[Stored entries]
╭──

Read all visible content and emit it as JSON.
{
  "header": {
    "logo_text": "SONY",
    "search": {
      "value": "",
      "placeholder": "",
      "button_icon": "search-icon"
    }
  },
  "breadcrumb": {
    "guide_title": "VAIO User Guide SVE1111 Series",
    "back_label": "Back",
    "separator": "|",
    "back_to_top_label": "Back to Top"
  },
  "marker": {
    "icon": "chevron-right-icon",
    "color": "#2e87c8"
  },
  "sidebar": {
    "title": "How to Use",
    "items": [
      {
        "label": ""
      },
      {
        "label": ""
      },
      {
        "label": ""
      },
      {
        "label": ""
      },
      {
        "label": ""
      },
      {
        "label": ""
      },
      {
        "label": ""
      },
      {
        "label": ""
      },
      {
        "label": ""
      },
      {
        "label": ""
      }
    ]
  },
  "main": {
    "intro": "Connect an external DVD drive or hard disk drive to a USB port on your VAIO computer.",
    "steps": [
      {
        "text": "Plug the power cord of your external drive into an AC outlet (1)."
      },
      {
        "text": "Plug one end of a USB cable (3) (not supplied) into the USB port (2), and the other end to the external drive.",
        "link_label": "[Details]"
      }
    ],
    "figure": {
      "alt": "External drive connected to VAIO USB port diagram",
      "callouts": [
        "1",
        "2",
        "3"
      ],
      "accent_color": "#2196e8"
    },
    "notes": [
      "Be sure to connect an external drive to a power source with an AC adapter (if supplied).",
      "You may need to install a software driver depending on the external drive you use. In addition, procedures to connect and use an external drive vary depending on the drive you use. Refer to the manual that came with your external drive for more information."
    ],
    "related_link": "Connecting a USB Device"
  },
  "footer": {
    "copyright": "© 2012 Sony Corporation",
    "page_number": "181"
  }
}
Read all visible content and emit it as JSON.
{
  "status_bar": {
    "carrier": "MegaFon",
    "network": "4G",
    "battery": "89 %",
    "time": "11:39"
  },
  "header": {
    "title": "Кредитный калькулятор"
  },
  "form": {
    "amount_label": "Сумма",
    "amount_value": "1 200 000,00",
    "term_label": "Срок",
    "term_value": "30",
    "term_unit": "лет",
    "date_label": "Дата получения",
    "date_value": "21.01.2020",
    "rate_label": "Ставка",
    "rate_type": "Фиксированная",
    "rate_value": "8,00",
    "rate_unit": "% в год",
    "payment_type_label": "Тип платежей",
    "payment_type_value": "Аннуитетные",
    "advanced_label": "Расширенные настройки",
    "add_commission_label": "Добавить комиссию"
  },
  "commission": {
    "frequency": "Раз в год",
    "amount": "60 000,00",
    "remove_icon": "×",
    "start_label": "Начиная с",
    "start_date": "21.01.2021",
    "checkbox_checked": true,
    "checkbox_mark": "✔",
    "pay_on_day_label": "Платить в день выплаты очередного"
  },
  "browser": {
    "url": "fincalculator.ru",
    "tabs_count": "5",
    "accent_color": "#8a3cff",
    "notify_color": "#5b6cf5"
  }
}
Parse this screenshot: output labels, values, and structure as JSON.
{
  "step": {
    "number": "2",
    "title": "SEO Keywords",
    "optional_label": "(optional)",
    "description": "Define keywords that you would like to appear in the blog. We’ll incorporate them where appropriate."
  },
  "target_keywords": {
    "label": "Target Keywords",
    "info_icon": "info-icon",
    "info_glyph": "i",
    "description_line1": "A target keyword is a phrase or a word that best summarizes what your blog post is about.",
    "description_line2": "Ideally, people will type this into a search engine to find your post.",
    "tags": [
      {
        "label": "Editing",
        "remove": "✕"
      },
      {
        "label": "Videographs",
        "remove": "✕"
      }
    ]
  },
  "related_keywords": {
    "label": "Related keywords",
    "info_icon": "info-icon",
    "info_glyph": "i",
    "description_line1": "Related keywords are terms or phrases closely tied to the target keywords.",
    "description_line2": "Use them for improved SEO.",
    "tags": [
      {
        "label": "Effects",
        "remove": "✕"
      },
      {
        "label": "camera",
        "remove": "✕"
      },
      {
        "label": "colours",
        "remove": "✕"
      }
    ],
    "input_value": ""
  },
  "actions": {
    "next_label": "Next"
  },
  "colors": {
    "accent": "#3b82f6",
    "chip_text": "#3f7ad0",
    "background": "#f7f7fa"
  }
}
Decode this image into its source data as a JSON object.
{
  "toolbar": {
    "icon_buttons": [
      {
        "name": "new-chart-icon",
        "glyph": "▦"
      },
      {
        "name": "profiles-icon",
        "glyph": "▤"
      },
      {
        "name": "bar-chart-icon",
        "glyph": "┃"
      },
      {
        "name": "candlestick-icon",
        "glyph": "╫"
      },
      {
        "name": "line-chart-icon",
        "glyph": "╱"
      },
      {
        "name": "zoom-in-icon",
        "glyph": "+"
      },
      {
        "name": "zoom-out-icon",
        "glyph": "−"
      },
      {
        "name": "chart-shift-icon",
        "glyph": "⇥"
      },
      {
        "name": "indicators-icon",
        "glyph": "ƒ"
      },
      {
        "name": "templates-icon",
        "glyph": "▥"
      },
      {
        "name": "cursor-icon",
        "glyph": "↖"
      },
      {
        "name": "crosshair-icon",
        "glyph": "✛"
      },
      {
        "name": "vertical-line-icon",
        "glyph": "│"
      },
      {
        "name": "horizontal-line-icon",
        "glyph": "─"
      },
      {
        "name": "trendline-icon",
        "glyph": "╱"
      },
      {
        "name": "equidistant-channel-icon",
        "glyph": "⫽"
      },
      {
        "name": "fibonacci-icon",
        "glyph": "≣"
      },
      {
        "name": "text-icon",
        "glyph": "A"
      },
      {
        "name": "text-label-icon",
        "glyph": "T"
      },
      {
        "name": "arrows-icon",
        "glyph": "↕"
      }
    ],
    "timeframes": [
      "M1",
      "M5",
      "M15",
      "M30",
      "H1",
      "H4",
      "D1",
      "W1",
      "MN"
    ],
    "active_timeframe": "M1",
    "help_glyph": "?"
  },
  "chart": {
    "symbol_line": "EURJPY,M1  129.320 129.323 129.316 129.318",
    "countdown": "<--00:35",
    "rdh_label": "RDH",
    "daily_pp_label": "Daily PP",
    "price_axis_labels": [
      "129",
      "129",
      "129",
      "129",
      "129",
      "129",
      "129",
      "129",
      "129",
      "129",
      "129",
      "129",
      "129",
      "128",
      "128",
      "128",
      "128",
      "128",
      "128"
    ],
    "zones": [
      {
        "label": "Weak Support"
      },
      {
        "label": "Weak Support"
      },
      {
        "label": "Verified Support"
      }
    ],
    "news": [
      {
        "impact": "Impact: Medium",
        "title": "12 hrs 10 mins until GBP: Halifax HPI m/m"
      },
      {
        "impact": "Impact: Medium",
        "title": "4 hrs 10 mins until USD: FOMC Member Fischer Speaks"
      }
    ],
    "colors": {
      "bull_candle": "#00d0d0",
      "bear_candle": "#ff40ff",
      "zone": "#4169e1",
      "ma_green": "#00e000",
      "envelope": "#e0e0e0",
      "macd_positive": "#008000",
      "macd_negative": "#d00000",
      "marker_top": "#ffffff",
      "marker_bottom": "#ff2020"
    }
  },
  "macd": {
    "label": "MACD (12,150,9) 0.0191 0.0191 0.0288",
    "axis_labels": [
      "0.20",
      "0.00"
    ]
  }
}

╰──

Direction:
Return all of the data exactly as it reads.

Solved problem:
Read all visible content and emit it as JSON.
{
  "header": {
    "logo_text": "SONY",
    "search": {
      "value": "",
      "placeholder": "",
      "button_icon": "search-icon"
    }
  },
  "breadcrumb": {
    "guide_title": "VAIO User Guide SVE1111 Series",
    "back_label": "Back",
    "separator": "|",
    "back_to_top_label": "Back to Top"
  },
  "marker": {
    "icon": "chevron-right-icon",
    "color": "#2e87c8"
  },
  "sidebar": {
    "title": "How to Use",
    "items": [
      {
        "label": ""
      },
      {
        "label": ""
      },
      {
        "label": ""
      },
      {
        "label": ""
      },
      {
        "label": ""
      },
      {
        "label": ""
      },
      {
        "label": ""
      },
      {
        "label": ""
      },
      {
        "label": ""
      },
      {
        "label": ""
      }
    ]
  },
  "main": {
    "intro": "Connect an external DVD drive or hard disk drive to a USB port on your VAIO computer.",
    "steps": [
      {
        "text": "Plug the power cord of your external drive into an AC outlet (1)."
      },
      {
        "text": "Plug one end of a USB cable (3) (not supplied) into the USB port (2), and the other end to the external drive.",
        "link_label": "[Details]"
      }
    ],
    "figure": {
      "alt": "External drive connected to VAIO USB port diagram",
      "callouts": [
        "1",
        "2",
        "3"
      ],
      "accent_color": "#2196e8"
    },
    "notes": [
      "Be sure to connect an external drive to a power source with an AC adapter (if supplied).",
      "You may need to install a software driver depending on the external drive you use. In addition, procedures to connect and use an external drive vary depending on the drive you use. Refer to the manual that came with your external drive for more information."
    ],
    "related_link": "Connecting a USB Device"
  },
  "footer": {
    "copyright": "© 2012 Sony Corporation",
    "page_number": "181"
  }
}
Read all visible content and emit it as JSON.
{
  "status_bar": {
    "carrier": "MegaFon",
    "network": "4G",
    "battery": "89 %",
    "time": "11:39"
  },
  "header": {
    "title": "Кредитный калькулятор"
  },
  "form": {
    "amount_label": "Сумма",
    "amount_value": "1 200 000,00",
    "term_label": "Срок",
    "term_value": "30",
    "term_unit": "лет",
    "date_label": "Дата получения",
    "date_value": "21.01.2020",
    "rate_label": "Ставка",
    "rate_type": "Фиксированная",
    "rate_value": "8,00",
    "rate_unit": "% в год",
    "payment_type_label": "Тип платежей",
    "payment_type_value": "Аннуитетные",
    "advanced_label": "Расширенные настройки",
    "add_commission_label": "Добавить комиссию"
  },
  "commission": {
    "frequency": "Раз в год",
    "amount": "60 000,00",
    "remove_icon": "×",
    "start_label": "Начиная с",
    "start_date": "21.01.2021",
    "checkbox_checked": true,
    "checkbox_mark": "✔",
    "pay_on_day_label": "Платить в день выплаты очередного"
  },
  "browser": {
    "url": "fincalculator.ru",
    "tabs_count": "5",
    "accent_color": "#8a3cff",
    "notify_color": "#5b6cf5"
  }
}
Parse this screenshot: output labels, values, and structure as JSON.
{
  "step": {
    "number": "2",
    "title": "SEO Keywords",
    "optional_label": "(optional)",
    "description": "Define keywords that you would like to appear in the blog. We’ll incorporate them where appropriate."
  },
  "target_keywords": {
    "label": "Target Keywords",
    "info_icon": "info-icon",
    "info_glyph": "i",
    "description_line1": "A target keyword is a phrase or a word that best summarizes what your blog post is about.",
    "description_line2": "Ideally, people will type this into a search engine to find your post.",
    "tags": [
      {
        "label": "Editing",
        "remove": "✕"
      },
      {
        "label": "Videographs",
        "remove": "✕"
      }
    ]
  },
  "related_keywords": {
    "label": "Related keywords",
    "info_icon": "info-icon",
    "info_glyph": "i",
    "description_line1": "Related keywords are terms or phrases closely tied to the target keywords.",
    "description_line2": "Use them for improved SEO.",
    "tags": [
      {
        "label": "Effects",
        "remove": "✕"
      },
      {
        "label": "camera",
        "remove": "✕"
      },
      {
        "label": "colours",
        "remove": "✕"
      }
    ],
    "input_value": ""
  },
  "actions": {
    "next_label": "Next"
  },
  "colors": {
    "accent": "#3b82f6",
    "chip_text": "#3f7ad0",
    "background": "#f7f7fa"
  }
}
Decode this image into its source data as a JSON object.
{
  "toolbar": {
    "icon_buttons": [
      {
        "name": "new-chart-icon",
        "glyph": "▦"
      },
      {
        "name": "profiles-icon",
        "glyph": "▤"
      },
      {
        "name": "bar-chart-icon",
        "glyph": "┃"
      },
      {
        "name": "candlestick-icon",
        "glyph": "╫"
      },
      {
        "name": "line-chart-icon",
        "glyph": "╱"
      },
      {
        "name": "zoom-in-icon",
        "glyph": "+"
      },
      {
        "name": "zoom-out-icon",
        "glyph": "−"
      },
      {
        "name": "chart-shift-icon",
        "glyph": "⇥"
      },
      {
        "name": "indicators-icon",
        "glyph": "ƒ"
      },
      {
        "name": "templates-icon",
        "glyph": "▥"
      },
      {
        "name": "cursor-icon",
        "glyph": "↖"
      },
      {
        "name": "crosshair-icon",
        "glyph": "✛"
      },
      {
        "name": "vertical-line-icon",
        "glyph": "│"
      },
      {
        "name": "horizontal-line-icon",
        "glyph": "─"
      },
      {
        "name": "trendline-icon",
        "glyph": "╱"
      },
      {
        "name": "equidistant-channel-icon",
        "glyph": "⫽"
      },
      {
        "name": "fibonacci-icon",
        "glyph": "≣"
      },
      {
        "name": "text-icon",
        "glyph": "A"
      },
      {
        "name": "text-label-icon",
        "glyph": "T"
      },
      {
        "name": "arrows-icon",
        "glyph": "↕"
      }
    ],
    "timeframes": [
      "M1",
      "M5",
      "M15",
      "M30",
      "H1",
      "H4",
      "D1",
      "W1",
      "MN"
    ],
    "active_timeframe": "M1",
    "help_glyph": "?"
  },
  "chart": {
    "symbol_line": "EURJPY,M1  129.320 129.323 129.316 129.318",
    "countdown": "<--00:35",
    "rdh_label": "RDH",
    "daily_pp_label": "Daily PP",
    "price_axis_labels": [
      "129",
      "129",
      "129",
      "129",
      "129",
      "129",
      "129",
      "129",
      "129",
      "129",
      "129",
      "129",
      "129",
      "128",
      "128",
      "128",
      "128",
      "128",
      "128"
    ],
    "zones": [
      {
        "label": "Weak Support"
      },
      {
        "label": "Weak Support"
      },
      {
        "label": "Verified Support"
      }
    ],
    "news": [
      {
        "impact": "Impact: Medium",
        "title": "12 hrs 10 mins until GBP: Halifax HPI m/m"
      },
      {
        "impact": "Impact: Medium",
        "title": "4 hrs 10 mins until USD: FOMC Member Fischer Speaks"
      }
    ],
    "colors": {
      "bull_candle": "#00d0d0",
      "bear_candle": "#ff40ff",
      "zone": "#4169e1",
      "ma_green": "#00e000",
      "envelope": "#e0e0e0",
      "macd_positive": "#008000",
      "macd_negative": "#d00000",
      "marker_top": "#ffffff",
      "marker_bottom": "#ff2020"
    }
  },
  "macd": {
    "label": "MACD (12,150,9) 0.0191 0.0191 0.0288",
    "axis_labels": [
      "0.20",
      "0.00"
    ]
  }
}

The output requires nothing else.